Data entries
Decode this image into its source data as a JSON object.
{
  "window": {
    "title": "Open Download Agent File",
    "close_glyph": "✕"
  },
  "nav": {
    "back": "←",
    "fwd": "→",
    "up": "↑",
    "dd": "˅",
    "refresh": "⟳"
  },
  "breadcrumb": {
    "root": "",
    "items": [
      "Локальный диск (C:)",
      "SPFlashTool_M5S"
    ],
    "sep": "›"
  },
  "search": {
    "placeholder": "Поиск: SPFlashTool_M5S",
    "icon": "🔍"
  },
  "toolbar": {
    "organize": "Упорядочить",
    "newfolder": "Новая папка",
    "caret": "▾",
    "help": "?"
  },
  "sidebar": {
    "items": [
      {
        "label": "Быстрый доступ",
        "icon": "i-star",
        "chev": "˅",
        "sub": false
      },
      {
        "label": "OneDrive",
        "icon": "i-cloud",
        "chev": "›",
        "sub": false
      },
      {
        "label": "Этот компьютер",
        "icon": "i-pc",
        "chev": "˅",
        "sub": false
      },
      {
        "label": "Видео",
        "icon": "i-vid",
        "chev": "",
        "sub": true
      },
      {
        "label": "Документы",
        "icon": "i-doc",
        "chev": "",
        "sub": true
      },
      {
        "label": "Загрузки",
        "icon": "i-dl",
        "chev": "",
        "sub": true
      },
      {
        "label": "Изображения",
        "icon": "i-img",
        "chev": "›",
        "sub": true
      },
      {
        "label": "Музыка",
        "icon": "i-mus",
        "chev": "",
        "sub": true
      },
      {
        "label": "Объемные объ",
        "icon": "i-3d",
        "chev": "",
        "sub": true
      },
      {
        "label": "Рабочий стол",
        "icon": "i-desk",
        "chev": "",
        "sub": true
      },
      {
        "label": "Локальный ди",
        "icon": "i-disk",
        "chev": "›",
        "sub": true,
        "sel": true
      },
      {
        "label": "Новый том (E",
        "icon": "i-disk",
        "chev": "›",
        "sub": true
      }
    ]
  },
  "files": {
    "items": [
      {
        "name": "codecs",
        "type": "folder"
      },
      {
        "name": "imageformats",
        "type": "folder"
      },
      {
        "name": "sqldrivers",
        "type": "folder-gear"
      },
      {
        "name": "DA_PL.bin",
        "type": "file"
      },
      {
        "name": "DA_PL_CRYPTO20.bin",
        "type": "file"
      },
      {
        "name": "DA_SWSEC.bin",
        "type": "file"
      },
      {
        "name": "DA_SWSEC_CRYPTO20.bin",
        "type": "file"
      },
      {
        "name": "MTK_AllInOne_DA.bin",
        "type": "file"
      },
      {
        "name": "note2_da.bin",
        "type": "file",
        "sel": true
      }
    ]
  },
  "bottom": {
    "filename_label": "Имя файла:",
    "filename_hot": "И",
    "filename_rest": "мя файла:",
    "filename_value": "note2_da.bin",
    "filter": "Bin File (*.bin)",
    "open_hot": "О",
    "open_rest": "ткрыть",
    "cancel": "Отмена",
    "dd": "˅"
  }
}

> _Challenge_: Reproduce all of the records exactly.

> _Response to the exercise_:
Decode this image into its source data as a JSON object.
{
  "window": {
    "title": "Open Download Agent File",
    "close_glyph": "✕"
  },
  "nav": {
    "back": "←",
    "fwd": "→",
    "up": "↑",
    "dd": "˅",
    "refresh": "⟳"
  },
  "breadcrumb": {
    "root": "",
    "items": [
      "Локальный диск (C:)",
      "SPFlashTool_M5S"
    ],
    "sep": "›"
  },
  "search": {
    "placeholder": "Поиск: SPFlashTool_M5S",
    "icon": "🔍"
  },
  "toolbar": {
    "organize": "Упорядочить",
    "newfolder": "Новая папка",
    "caret": "▾",
    "help": "?"
  },
  "sidebar": {
    "items": [
      {
        "label": "Быстрый доступ",
        "icon": "i-star",
        "chev": "˅",
        "sub": false
      },
      {
        "label": "OneDrive",
        "icon": "i-cloud",
        "chev": "›",
        "sub": false
      },
      {
        "label": "Этот компьютер",
        "icon": "i-pc",
        "chev": "˅",
        "sub": false
      },
      {
        "label": "Видео",
        "icon": "i-vid",
        "chev": "",
        "sub": true
      },
      {
        "label": "Документы",
        "icon": "i-doc",
        "chev": "",
        "sub": true
      },
      {
        "label": "Загрузки",
        "icon": "i-dl",
        "chev": "",
        "sub": true
      },
      {
        "label": "Изображения",
        "icon": "i-img",
        "chev": "›",
        "sub": true
      },
      {
        "label": "Музыка",
        "icon": "i-mus",
        "chev": "",
        "sub": true
      },
      {
        "label": "Объемные объ",
        "icon": "i-3d",
        "chev": "",
        "sub": true
      },
      {
        "label": "Рабочий стол",
        "icon": "i-desk",
        "chev": "",
        "sub": true
      },
      {
        "label": "Локальный ди",
        "icon": "i-disk",
        "chev": "›",
        "sub": true,
        "sel": true
      },
      {
        "label": "Новый том (E",
        "icon": "i-disk",
        "chev": "›",
        "sub": true
      }
    ]
  },
  "files": {
    "items": [
      {
        "name": "codecs",
        "type": "folder"
      },
      {
        "name": "imageformats",
        "type": "folder"
      },
      {
        "name": "sqldrivers",
        "type": "folder-gear"
      },
      {
        "name": "DA_PL.bin",
        "type": "file"
      },
      {
        "name": "DA_PL_CRYPTO20.bin",
        "type": "file"
      },
      {
        "name": "DA_SWSEC.bin",
        "type": "file"
      },
      {
        "name": "DA_SWSEC_CRYPTO20.bin",
        "type": "file"
      },
      {
        "name": "MTK_AllInOne_DA.bin",
        "type": "file"
      },
      {
        "name": "note2_da.bin",
        "type": "file",
        "sel": true
      }
    ]
  },
  "bottom": {
    "filename_label": "Имя файла:",
    "filename_hot": "И",
    "filename_rest": "мя файла:",
    "filename_value": "note2_da.bin",
    "filter": "Bin File (*.bin)",
    "open_hot": "О",
    "open_rest": "ткрыть",
    "cancel": "Отмена",
    "dd": "˅"
  }
}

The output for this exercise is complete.